=== Task inputs ===

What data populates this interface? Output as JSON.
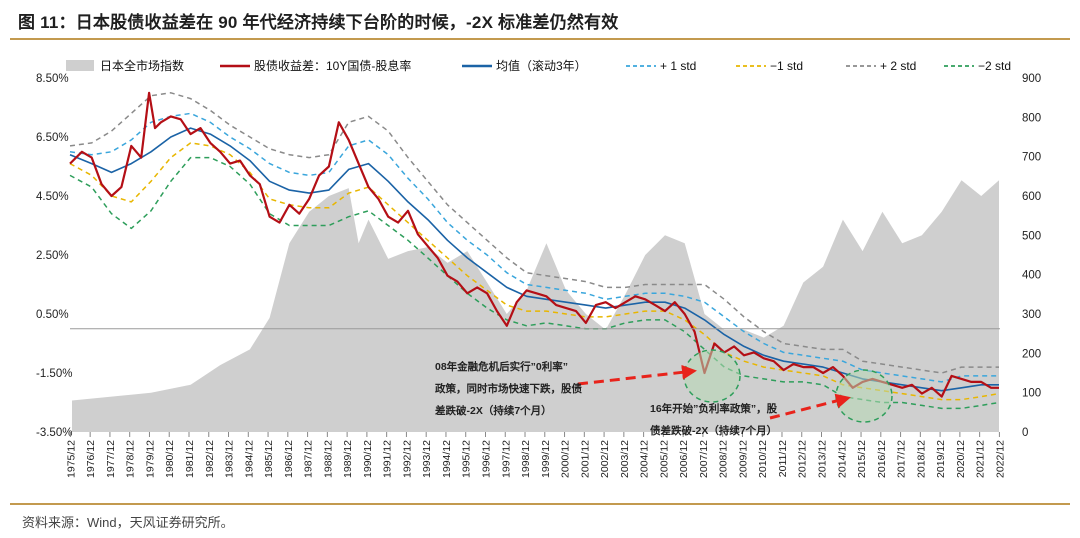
{
  "header": {
    "title": "图 11：日本股债收益差在 90 年代经济持续下台阶的时候，-2X 标准差仍然有效"
  },
  "footer": {
    "source": "资料来源：Wind，天风证券研究所。"
  },
  "annotations": {
    "a1": {
      "lines": [
        "08年金融危机后实行”0利率”",
        "政策，同时市场快速下跌，股债",
        "差跌破-2X（持续7个月）"
      ],
      "arrow_color": "#e8231b"
    },
    "a2": {
      "lines": [
        "16年开始”负利率政策”，股",
        "债差跌破-2X（持续7个月）"
      ],
      "arrow_color": "#e8231b"
    }
  },
  "chart_data": {
    "type": "line",
    "title": "",
    "xlabel": "",
    "ylabel": "",
    "ylim": [
      -3.5,
      8.5
    ],
    "y2lim": [
      0,
      900
    ],
    "yticks": [
      "8.50%",
      "6.50%",
      "4.50%",
      "2.50%",
      "0.50%",
      "-1.50%",
      "-3.50%"
    ],
    "y2ticks": [
      "900",
      "800",
      "700",
      "600",
      "500",
      "400",
      "300",
      "200",
      "100",
      "0"
    ],
    "xticks": [
      "1975/12",
      "1976/12",
      "1977/12",
      "1978/12",
      "1979/12",
      "1980/12",
      "1981/12",
      "1982/12",
      "1983/12",
      "1984/12",
      "1985/12",
      "1986/12",
      "1987/12",
      "1988/12",
      "1989/12",
      "1990/12",
      "1991/12",
      "1992/12",
      "1993/12",
      "1994/12",
      "1995/12",
      "1996/12",
      "1997/12",
      "1998/12",
      "1999/12",
      "2000/12",
      "2001/12",
      "2002/12",
      "2003/12",
      "2004/12",
      "2005/12",
      "2006/12",
      "2007/12",
      "2008/12",
      "2009/12",
      "2010/12",
      "2011/12",
      "2012/12",
      "2013/12",
      "2014/12",
      "2015/12",
      "2016/12",
      "2017/12",
      "2018/12",
      "2019/12",
      "2020/12",
      "2021/12",
      "2022/12"
    ],
    "legend_position": "top",
    "grid": false,
    "series": [
      {
        "name": "日本全市场指数",
        "axis": "right",
        "kind": "area",
        "color": "#cfcfcf",
        "x": [
          1976,
          1978,
          1980,
          1982,
          1983.5,
          1985,
          1986,
          1987,
          1988,
          1989,
          1990,
          1990.5,
          1991,
          1992,
          1993,
          1994,
          1995,
          1996,
          1997,
          1998,
          1999,
          2000,
          2001,
          2002,
          2003,
          2004,
          2005,
          2006,
          2007,
          2008,
          2009,
          2010,
          2011,
          2012,
          2013,
          2014,
          2015,
          2016,
          2017,
          2018,
          2019,
          2020,
          2021,
          2022,
          2022.9
        ],
        "y": [
          80,
          90,
          100,
          120,
          170,
          210,
          290,
          480,
          560,
          600,
          620,
          480,
          540,
          440,
          460,
          470,
          430,
          460,
          380,
          300,
          360,
          480,
          360,
          300,
          260,
          350,
          450,
          500,
          480,
          300,
          260,
          260,
          240,
          270,
          380,
          420,
          540,
          460,
          560,
          480,
          500,
          560,
          640,
          600,
          640
        ]
      },
      {
        "name": "股债收益差：10Y国债-股息率",
        "axis": "left",
        "kind": "line",
        "color": "#b40f16",
        "width": 2.2,
        "x": [
          1975.9,
          1976.5,
          1977,
          1977.5,
          1978,
          1978.5,
          1979,
          1979.5,
          1979.9,
          1980.2,
          1980.5,
          1981,
          1981.5,
          1982,
          1982.5,
          1983,
          1983.5,
          1984,
          1984.5,
          1985,
          1985.5,
          1986,
          1986.5,
          1987,
          1987.5,
          1988,
          1988.5,
          1989,
          1989.5,
          1990,
          1990.5,
          1991,
          1991.5,
          1992,
          1992.5,
          1993,
          1993.5,
          1994,
          1994.5,
          1995,
          1995.5,
          1996,
          1996.5,
          1997,
          1997.5,
          1998,
          1998.5,
          1999,
          1999.5,
          2000,
          2000.5,
          2001,
          2001.5,
          2002,
          2002.5,
          2003,
          2003.5,
          2004,
          2004.5,
          2005,
          2005.5,
          2006,
          2006.5,
          2007,
          2007.5,
          2008,
          2008.5,
          2009,
          2009.5,
          2010,
          2010.5,
          2011,
          2011.5,
          2012,
          2012.5,
          2013,
          2013.5,
          2014,
          2014.5,
          2015,
          2015.5,
          2016,
          2016.5,
          2017,
          2017.5,
          2018,
          2018.5,
          2019,
          2019.5,
          2020,
          2020.5,
          2021,
          2021.5,
          2022,
          2022.5,
          2022.9
        ],
        "y": [
          5.6,
          6.0,
          5.8,
          4.9,
          4.5,
          4.8,
          6.2,
          5.8,
          8.0,
          6.8,
          7.0,
          7.2,
          7.1,
          6.6,
          6.8,
          6.3,
          6.0,
          5.6,
          5.7,
          5.2,
          4.9,
          3.8,
          3.6,
          4.2,
          3.9,
          4.4,
          5.2,
          5.5,
          7.0,
          6.4,
          5.6,
          4.8,
          4.4,
          3.8,
          3.6,
          4.0,
          3.2,
          2.8,
          2.4,
          1.8,
          1.6,
          1.2,
          1.4,
          1.2,
          0.6,
          0.1,
          0.9,
          1.3,
          1.2,
          1.1,
          0.8,
          0.7,
          0.6,
          0.2,
          0.8,
          0.9,
          0.7,
          0.9,
          1.1,
          1.0,
          0.8,
          0.6,
          0.9,
          0.5,
          -0.1,
          -1.5,
          -0.5,
          -0.8,
          -0.6,
          -0.9,
          -0.8,
          -1.0,
          -1.1,
          -1.4,
          -1.2,
          -1.3,
          -1.3,
          -1.5,
          -1.3,
          -1.6,
          -2.0,
          -1.8,
          -1.7,
          -1.8,
          -1.9,
          -2.0,
          -1.9,
          -2.2,
          -2.0,
          -2.3,
          -1.6,
          -1.7,
          -1.8,
          -1.8,
          -2.0,
          -2.0
        ]
      },
      {
        "name": "均值（滚动3年）",
        "axis": "left",
        "kind": "line",
        "color": "#1b63a6",
        "width": 1.6,
        "x": [
          1975.9,
          1977,
          1978,
          1979,
          1980,
          1981,
          1982,
          1983,
          1984,
          1985,
          1986,
          1987,
          1988,
          1989,
          1990,
          1991,
          1992,
          1993,
          1994,
          1995,
          1996,
          1997,
          1998,
          1999,
          2000,
          2001,
          2002,
          2003,
          2004,
          2005,
          2006,
          2007,
          2008,
          2009,
          2010,
          2011,
          2012,
          2013,
          2014,
          2015,
          2016,
          2017,
          2018,
          2019,
          2020,
          2021,
          2022,
          2022.9
        ],
        "y": [
          5.9,
          5.6,
          5.3,
          5.6,
          6.0,
          6.5,
          6.8,
          6.6,
          6.2,
          5.7,
          5.0,
          4.7,
          4.6,
          4.7,
          5.4,
          5.6,
          5.0,
          4.3,
          3.7,
          3.0,
          2.4,
          1.9,
          1.4,
          1.1,
          1.0,
          0.9,
          0.8,
          0.7,
          0.8,
          0.9,
          0.9,
          0.7,
          0.3,
          -0.2,
          -0.6,
          -0.9,
          -1.1,
          -1.2,
          -1.3,
          -1.5,
          -1.7,
          -1.8,
          -1.9,
          -2.0,
          -2.1,
          -2.0,
          -1.9,
          -1.9
        ]
      },
      {
        "name": "+ 1 std",
        "axis": "left",
        "kind": "line",
        "dash": "5,4",
        "color": "#3aa6dc",
        "width": 1.5,
        "x": [
          1975.9,
          1977,
          1978,
          1979,
          1980,
          1981,
          1982,
          1983,
          1984,
          1985,
          1986,
          1987,
          1988,
          1989,
          1990,
          1991,
          1992,
          1993,
          1994,
          1995,
          1996,
          1997,
          1998,
          1999,
          2000,
          2001,
          2002,
          2003,
          2004,
          2005,
          2006,
          2007,
          2008,
          2009,
          2010,
          2011,
          2012,
          2013,
          2014,
          2015,
          2016,
          2017,
          2018,
          2019,
          2020,
          2021,
          2022,
          2022.9
        ],
        "y": [
          6.0,
          5.9,
          6.0,
          6.4,
          7.0,
          7.2,
          7.3,
          7.0,
          6.5,
          6.1,
          5.6,
          5.3,
          5.2,
          5.3,
          6.2,
          6.4,
          5.9,
          5.1,
          4.4,
          3.6,
          3.0,
          2.5,
          1.9,
          1.5,
          1.4,
          1.3,
          1.2,
          1.0,
          1.1,
          1.2,
          1.2,
          1.1,
          0.9,
          0.4,
          -0.1,
          -0.5,
          -0.8,
          -0.9,
          -1.0,
          -1.1,
          -1.4,
          -1.5,
          -1.6,
          -1.7,
          -1.8,
          -1.6,
          -1.6,
          -1.6
        ]
      },
      {
        "name": "−1 std",
        "axis": "left",
        "kind": "line",
        "dash": "5,4",
        "color": "#e8b600",
        "width": 1.5,
        "x": [
          1975.9,
          1977,
          1978,
          1979,
          1980,
          1981,
          1982,
          1983,
          1984,
          1985,
          1986,
          1987,
          1988,
          1989,
          1990,
          1991,
          1992,
          1993,
          1994,
          1995,
          1996,
          1997,
          1998,
          1999,
          2000,
          2001,
          2002,
          2003,
          2004,
          2005,
          2006,
          2007,
          2008,
          2009,
          2010,
          2011,
          2012,
          2013,
          2014,
          2015,
          2016,
          2017,
          2018,
          2019,
          2020,
          2021,
          2022,
          2022.9
        ],
        "y": [
          5.6,
          5.2,
          4.5,
          4.3,
          5.0,
          5.8,
          6.3,
          6.2,
          5.9,
          5.3,
          4.4,
          4.2,
          4.1,
          4.1,
          4.6,
          4.8,
          4.2,
          3.6,
          3.0,
          2.4,
          1.8,
          1.3,
          0.8,
          0.6,
          0.6,
          0.5,
          0.4,
          0.4,
          0.5,
          0.6,
          0.6,
          0.3,
          -0.2,
          -0.8,
          -1.1,
          -1.3,
          -1.4,
          -1.5,
          -1.6,
          -1.9,
          -2.0,
          -2.1,
          -2.2,
          -2.3,
          -2.4,
          -2.4,
          -2.3,
          -2.2
        ]
      },
      {
        "name": "+ 2 std",
        "axis": "left",
        "kind": "line",
        "dash": "5,4",
        "color": "#8a8a8a",
        "width": 1.5,
        "x": [
          1975.9,
          1977,
          1978,
          1979,
          1980,
          1981,
          1982,
          1983,
          1984,
          1985,
          1986,
          1987,
          1988,
          1989,
          1990,
          1991,
          1992,
          1993,
          1994,
          1995,
          1996,
          1997,
          1998,
          1999,
          2000,
          2001,
          2002,
          2003,
          2004,
          2005,
          2006,
          2007,
          2008,
          2009,
          2010,
          2011,
          2012,
          2013,
          2014,
          2015,
          2016,
          2017,
          2018,
          2019,
          2020,
          2021,
          2022,
          2022.9
        ],
        "y": [
          6.2,
          6.3,
          6.7,
          7.3,
          7.9,
          8.0,
          7.8,
          7.4,
          6.9,
          6.5,
          6.1,
          5.9,
          5.8,
          5.9,
          7.0,
          7.2,
          6.7,
          5.8,
          5.0,
          4.2,
          3.6,
          3.0,
          2.4,
          1.9,
          1.8,
          1.7,
          1.6,
          1.4,
          1.4,
          1.5,
          1.5,
          1.5,
          1.5,
          1.0,
          0.4,
          -0.1,
          -0.5,
          -0.6,
          -0.7,
          -0.7,
          -1.1,
          -1.2,
          -1.3,
          -1.4,
          -1.5,
          -1.3,
          -1.3,
          -1.3
        ]
      },
      {
        "name": "−2 std",
        "axis": "left",
        "kind": "line",
        "dash": "5,4",
        "color": "#2e9e5b",
        "width": 1.5,
        "x": [
          1975.9,
          1977,
          1978,
          1979,
          1980,
          1981,
          1982,
          1983,
          1984,
          1985,
          1986,
          1987,
          1988,
          1989,
          1990,
          1991,
          1992,
          1993,
          1994,
          1995,
          1996,
          1997,
          1998,
          1999,
          2000,
          2001,
          2002,
          2003,
          2004,
          2005,
          2006,
          2007,
          2008,
          2009,
          2010,
          2011,
          2012,
          2013,
          2014,
          2015,
          2016,
          2017,
          2018,
          2019,
          2020,
          2021,
          2022,
          2022.9
        ],
        "y": [
          5.2,
          4.8,
          3.9,
          3.4,
          4.0,
          5.0,
          5.8,
          5.8,
          5.5,
          4.9,
          3.9,
          3.5,
          3.5,
          3.5,
          3.8,
          4.0,
          3.5,
          3.0,
          2.4,
          1.8,
          1.2,
          0.7,
          0.3,
          0.1,
          0.2,
          0.1,
          0.0,
          0.0,
          0.2,
          0.3,
          0.3,
          -0.1,
          -0.7,
          -1.3,
          -1.6,
          -1.7,
          -1.8,
          -1.8,
          -1.9,
          -2.3,
          -2.4,
          -2.5,
          -2.5,
          -2.6,
          -2.7,
          -2.7,
          -2.6,
          -2.5
        ]
      }
    ]
  }
}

===

### What is being asked
Find every line in the entries that includes the word "name", then state how many there are and nothing else.

### Written answer
7